#### Input material
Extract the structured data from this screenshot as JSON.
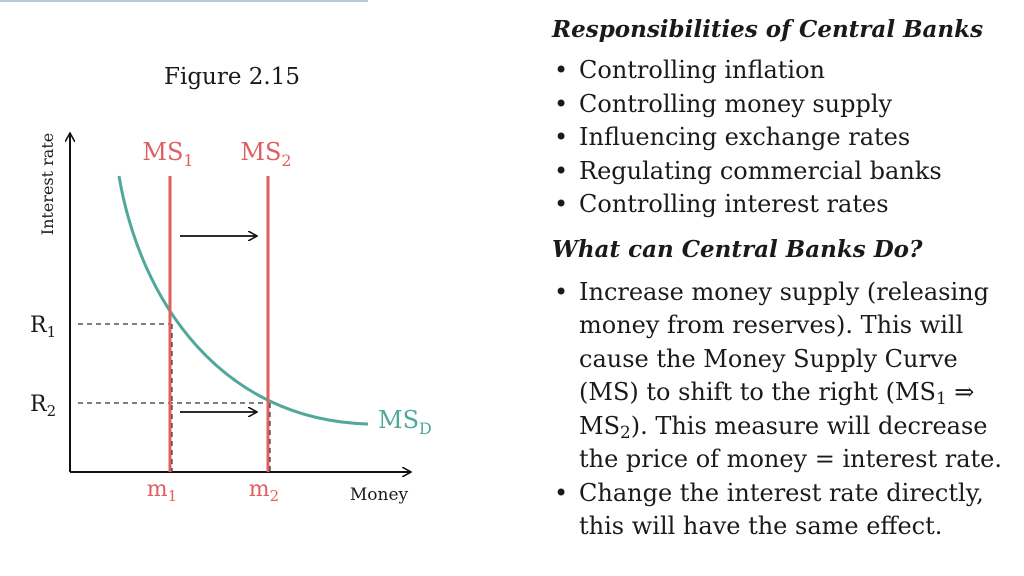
{
  "figure": {
    "title": "Figure 2.15",
    "y_axis_label": "Interest rate",
    "x_axis_label": "Money",
    "supply_curves": [
      {
        "base": "MS",
        "sub": "1"
      },
      {
        "base": "MS",
        "sub": "2"
      }
    ],
    "demand_curve": {
      "base": "MS",
      "sub": "D"
    },
    "rate_levels": [
      {
        "base": "R",
        "sub": "1"
      },
      {
        "base": "R",
        "sub": "2"
      }
    ],
    "money_levels": [
      {
        "base": "m",
        "sub": "1"
      },
      {
        "base": "m",
        "sub": "2"
      }
    ],
    "colors": {
      "supply": "#e05f5f",
      "demand": "#4fa89b",
      "axis": "#111111"
    }
  },
  "responsibilities": {
    "heading": "Responsibilities of Central Banks",
    "items": [
      "Controlling inflation",
      "Controlling money supply",
      "Influencing exchange rates",
      "Regulating commercial banks",
      "Controlling interest rates"
    ]
  },
  "actions": {
    "heading": "What can Central Banks Do?",
    "item1": {
      "text_a": "Increase money supply (releasing money from reserves). This will cause the Money Supply Curve (MS) to shift to the right (MS",
      "sub1": "1",
      "arrow": " ⇒ MS",
      "sub2": "2",
      "text_b": "). This measure will decrease the price of money = interest rate."
    },
    "item2": "Change the interest rate directly, this will have the same effect."
  }
}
########
From the data above, copy out every line with the string "rates" in it.

      "Influencing exchange rates",
      "Controlling interest rates"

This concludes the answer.